Problem details. Copy out the entries below in full and exactly.

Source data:
(begin)

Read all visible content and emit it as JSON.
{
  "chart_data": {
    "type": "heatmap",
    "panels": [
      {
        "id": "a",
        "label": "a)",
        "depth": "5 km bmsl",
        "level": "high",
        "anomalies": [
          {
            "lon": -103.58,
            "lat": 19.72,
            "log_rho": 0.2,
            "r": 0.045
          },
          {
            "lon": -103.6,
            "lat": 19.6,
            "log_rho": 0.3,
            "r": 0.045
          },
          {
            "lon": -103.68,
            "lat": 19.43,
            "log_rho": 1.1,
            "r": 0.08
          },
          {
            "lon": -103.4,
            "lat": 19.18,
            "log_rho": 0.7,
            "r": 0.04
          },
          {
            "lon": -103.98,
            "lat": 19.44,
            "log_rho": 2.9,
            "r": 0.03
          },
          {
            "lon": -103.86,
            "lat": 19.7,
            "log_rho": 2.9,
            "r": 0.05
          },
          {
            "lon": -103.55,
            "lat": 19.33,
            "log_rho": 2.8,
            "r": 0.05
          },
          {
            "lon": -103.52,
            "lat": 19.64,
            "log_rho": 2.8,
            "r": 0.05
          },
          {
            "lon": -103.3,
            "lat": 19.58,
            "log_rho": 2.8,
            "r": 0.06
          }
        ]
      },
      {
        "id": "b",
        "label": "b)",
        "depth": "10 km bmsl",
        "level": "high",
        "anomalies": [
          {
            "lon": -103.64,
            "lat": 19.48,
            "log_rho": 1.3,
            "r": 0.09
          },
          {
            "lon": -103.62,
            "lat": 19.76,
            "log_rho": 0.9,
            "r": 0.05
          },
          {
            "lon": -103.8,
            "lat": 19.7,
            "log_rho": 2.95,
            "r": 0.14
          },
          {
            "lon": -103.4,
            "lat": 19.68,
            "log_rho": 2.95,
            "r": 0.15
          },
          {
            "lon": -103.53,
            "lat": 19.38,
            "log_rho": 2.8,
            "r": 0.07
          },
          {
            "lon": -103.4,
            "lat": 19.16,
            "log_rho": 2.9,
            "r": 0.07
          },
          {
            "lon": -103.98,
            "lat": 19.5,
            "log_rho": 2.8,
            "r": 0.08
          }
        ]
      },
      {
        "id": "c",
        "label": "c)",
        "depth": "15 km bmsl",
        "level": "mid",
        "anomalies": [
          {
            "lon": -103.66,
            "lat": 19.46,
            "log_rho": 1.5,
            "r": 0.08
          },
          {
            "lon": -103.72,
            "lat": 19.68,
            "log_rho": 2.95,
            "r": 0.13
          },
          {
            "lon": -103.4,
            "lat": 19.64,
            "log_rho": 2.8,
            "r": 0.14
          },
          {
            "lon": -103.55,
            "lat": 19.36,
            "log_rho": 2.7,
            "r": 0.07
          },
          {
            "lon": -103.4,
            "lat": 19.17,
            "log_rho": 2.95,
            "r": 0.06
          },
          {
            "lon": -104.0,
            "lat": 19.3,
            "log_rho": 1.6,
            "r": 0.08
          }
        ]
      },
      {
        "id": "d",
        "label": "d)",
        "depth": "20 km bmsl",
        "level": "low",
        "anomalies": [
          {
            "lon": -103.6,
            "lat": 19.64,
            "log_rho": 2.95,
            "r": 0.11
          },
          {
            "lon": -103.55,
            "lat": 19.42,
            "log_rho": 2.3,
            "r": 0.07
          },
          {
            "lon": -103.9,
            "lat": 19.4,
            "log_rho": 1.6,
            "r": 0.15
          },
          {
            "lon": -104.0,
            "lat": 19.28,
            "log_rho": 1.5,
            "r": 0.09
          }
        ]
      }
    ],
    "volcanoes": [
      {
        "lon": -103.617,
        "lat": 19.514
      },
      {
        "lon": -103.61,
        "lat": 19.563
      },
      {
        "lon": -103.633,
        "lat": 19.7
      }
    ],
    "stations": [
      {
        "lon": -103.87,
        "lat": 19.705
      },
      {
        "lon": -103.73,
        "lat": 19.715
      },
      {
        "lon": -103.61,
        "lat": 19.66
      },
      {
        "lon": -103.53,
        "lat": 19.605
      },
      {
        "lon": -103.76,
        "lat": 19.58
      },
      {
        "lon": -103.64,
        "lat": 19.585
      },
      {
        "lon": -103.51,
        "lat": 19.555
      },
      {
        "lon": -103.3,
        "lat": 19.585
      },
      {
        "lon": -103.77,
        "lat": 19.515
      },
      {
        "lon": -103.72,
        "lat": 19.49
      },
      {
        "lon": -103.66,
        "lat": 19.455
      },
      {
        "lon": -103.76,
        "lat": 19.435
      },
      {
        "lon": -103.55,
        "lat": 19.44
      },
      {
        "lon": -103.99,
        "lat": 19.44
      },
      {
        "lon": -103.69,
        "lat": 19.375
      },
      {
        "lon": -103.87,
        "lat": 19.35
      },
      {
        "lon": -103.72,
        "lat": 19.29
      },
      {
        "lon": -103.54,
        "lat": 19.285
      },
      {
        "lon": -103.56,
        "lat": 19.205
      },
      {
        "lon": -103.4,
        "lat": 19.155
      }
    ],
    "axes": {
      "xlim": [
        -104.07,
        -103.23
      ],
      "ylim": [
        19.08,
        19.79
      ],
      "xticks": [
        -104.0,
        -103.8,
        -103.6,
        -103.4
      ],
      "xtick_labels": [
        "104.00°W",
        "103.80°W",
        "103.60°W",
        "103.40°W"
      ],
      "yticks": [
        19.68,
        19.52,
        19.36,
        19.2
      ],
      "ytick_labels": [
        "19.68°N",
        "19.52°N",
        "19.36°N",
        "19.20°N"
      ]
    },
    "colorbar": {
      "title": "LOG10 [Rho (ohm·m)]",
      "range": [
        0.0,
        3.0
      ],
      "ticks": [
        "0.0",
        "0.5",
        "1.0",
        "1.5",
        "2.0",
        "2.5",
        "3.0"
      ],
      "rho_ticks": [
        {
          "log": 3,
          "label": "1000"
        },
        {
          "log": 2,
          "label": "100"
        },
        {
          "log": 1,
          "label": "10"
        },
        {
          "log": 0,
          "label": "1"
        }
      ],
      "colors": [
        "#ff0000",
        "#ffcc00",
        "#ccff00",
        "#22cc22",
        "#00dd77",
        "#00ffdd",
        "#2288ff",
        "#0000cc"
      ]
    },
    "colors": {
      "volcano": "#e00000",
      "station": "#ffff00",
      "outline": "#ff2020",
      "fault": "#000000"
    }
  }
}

(end)

Response to the exercise.
Read all visible content and emit it as JSON.
{
  "chart_data": {
    "type": "heatmap",
    "panels": [
      {
        "id": "a",
        "label": "a)",
        "depth": "5 km bmsl",
        "level": "high",
        "anomalies": [
          {
            "lon": -103.58,
            "lat": 19.72,
            "log_rho": 0.2,
            "r": 0.045
          },
          {
            "lon": -103.6,
            "lat": 19.6,
            "log_rho": 0.3,
            "r": 0.045
          },
          {
            "lon": -103.68,
            "lat": 19.43,
            "log_rho": 1.1,
            "r": 0.08
          },
          {
            "lon": -103.4,
            "lat": 19.18,
            "log_rho": 0.7,
            "r": 0.04
          },
          {
            "lon": -103.98,
            "lat": 19.44,
            "log_rho": 2.9,
            "r": 0.03
          },
          {
            "lon": -103.86,
            "lat": 19.7,
            "log_rho": 2.9,
            "r": 0.05
          },
          {
            "lon": -103.55,
            "lat": 19.33,
            "log_rho": 2.8,
            "r": 0.05
          },
          {
            "lon": -103.52,
            "lat": 19.64,
            "log_rho": 2.8,
            "r": 0.05
          },
          {
            "lon": -103.3,
            "lat": 19.58,
            "log_rho": 2.8,
            "r": 0.06
          }
        ]
      },
      {
        "id": "b",
        "label": "b)",
        "depth": "10 km bmsl",
        "level": "high",
        "anomalies": [
          {
            "lon": -103.64,
            "lat": 19.48,
            "log_rho": 1.3,
            "r": 0.09
          },
          {
            "lon": -103.62,
            "lat": 19.76,
            "log_rho": 0.9,
            "r": 0.05
          },
          {
            "lon": -103.8,
            "lat": 19.7,
            "log_rho": 2.95,
            "r": 0.14
          },
          {
            "lon": -103.4,
            "lat": 19.68,
            "log_rho": 2.95,
            "r": 0.15
          },
          {
            "lon": -103.53,
            "lat": 19.38,
            "log_rho": 2.8,
            "r": 0.07
          },
          {
            "lon": -103.4,
            "lat": 19.16,
            "log_rho": 2.9,
            "r": 0.07
          },
          {
            "lon": -103.98,
            "lat": 19.5,
            "log_rho": 2.8,
            "r": 0.08
          }
        ]
      },
      {
        "id": "c",
        "label": "c)",
        "depth": "15 km bmsl",
        "level": "mid",
        "anomalies": [
          {
            "lon": -103.66,
            "lat": 19.46,
            "log_rho": 1.5,
            "r": 0.08
          },
          {
            "lon": -103.72,
            "lat": 19.68,
            "log_rho": 2.95,
            "r": 0.13
          },
          {
            "lon": -103.4,
            "lat": 19.64,
            "log_rho": 2.8,
            "r": 0.14
          },
          {
            "lon": -103.55,
            "lat": 19.36,
            "log_rho": 2.7,
            "r": 0.07
          },
          {
            "lon": -103.4,
            "lat": 19.17,
            "log_rho": 2.95,
            "r": 0.06
          },
          {
            "lon": -104.0,
            "lat": 19.3,
            "log_rho": 1.6,
            "r": 0.08
          }
        ]
      },
      {
        "id": "d",
        "label": "d)",
        "depth": "20 km bmsl",
        "level": "low",
        "anomalies": [
          {
            "lon": -103.6,
            "lat": 19.64,
            "log_rho": 2.95,
            "r": 0.11
          },
          {
            "lon": -103.55,
            "lat": 19.42,
            "log_rho": 2.3,
            "r": 0.07
          },
          {
            "lon": -103.9,
            "lat": 19.4,
            "log_rho": 1.6,
            "r": 0.15
          },
          {
            "lon": -104.0,
            "lat": 19.28,
            "log_rho": 1.5,
            "r": 0.09
          }
        ]
      }
    ],
    "volcanoes": [
      {
        "lon": -103.617,
        "lat": 19.514
      },
      {
        "lon": -103.61,
        "lat": 19.563
      },
      {
        "lon": -103.633,
        "lat": 19.7
      }
    ],
    "stations": [
      {
        "lon": -103.87,
        "lat": 19.705
      },
      {
        "lon": -103.73,
        "lat": 19.715
      },
      {
        "lon": -103.61,
        "lat": 19.66
      },
      {
        "lon": -103.53,
        "lat": 19.605
      },
      {
        "lon": -103.76,
        "lat": 19.58
      },
      {
        "lon": -103.64,
        "lat": 19.585
      },
      {
        "lon": -103.51,
        "lat": 19.555
      },
      {
        "lon": -103.3,
        "lat": 19.585
      },
      {
        "lon": -103.77,
        "lat": 19.515
      },
      {
        "lon": -103.72,
        "lat": 19.49
      },
      {
        "lon": -103.66,
        "lat": 19.455
      },
      {
        "lon": -103.76,
        "lat": 19.435
      },
      {
        "lon": -103.55,
        "lat": 19.44
      },
      {
        "lon": -103.99,
        "lat": 19.44
      },
      {
        "lon": -103.69,
        "lat": 19.375
      },
      {
        "lon": -103.87,
        "lat": 19.35
      },
      {
        "lon": -103.72,
        "lat": 19.29
      },
      {
        "lon": -103.54,
        "lat": 19.285
      },
      {
        "lon": -103.56,
        "lat": 19.205
      },
      {
        "lon": -103.4,
        "lat": 19.155
      }
    ],
    "axes": {
      "xlim": [
        -104.07,
        -103.23
      ],
      "ylim": [
        19.08,
        19.79
      ],
      "xticks": [
        -104.0,
        -103.8,
        -103.6,
        -103.4
      ],
      "xtick_labels": [
        "104.00°W",
        "103.80°W",
        "103.60°W",
        "103.40°W"
      ],
      "yticks": [
        19.68,
        19.52,
        19.36,
        19.2
      ],
      "ytick_labels": [
        "19.68°N",
        "19.52°N",
        "19.36°N",
        "19.20°N"
      ]
    },
    "colorbar": {
      "title": "LOG10 [Rho (ohm·m)]",
      "range": [
        0.0,
        3.0
      ],
      "ticks": [
        "0.0",
        "0.5",
        "1.0",
        "1.5",
        "2.0",
        "2.5",
        "3.0"
      ],
      "rho_ticks": [
        {
          "log": 3,
          "label": "1000"
        },
        {
          "log": 2,
          "label": "100"
        },
        {
          "log": 1,
          "label": "10"
        },
        {
          "log": 0,
          "label": "1"
        }
      ],
      "colors": [
        "#ff0000",
        "#ffcc00",
        "#ccff00",
        "#22cc22",
        "#00dd77",
        "#00ffdd",
        "#2288ff",
        "#0000cc"
      ]
    },
    "colors": {
      "volcano": "#e00000",
      "station": "#ffff00",
      "outline": "#ff2020",
      "fault": "#000000"
    }
  }
}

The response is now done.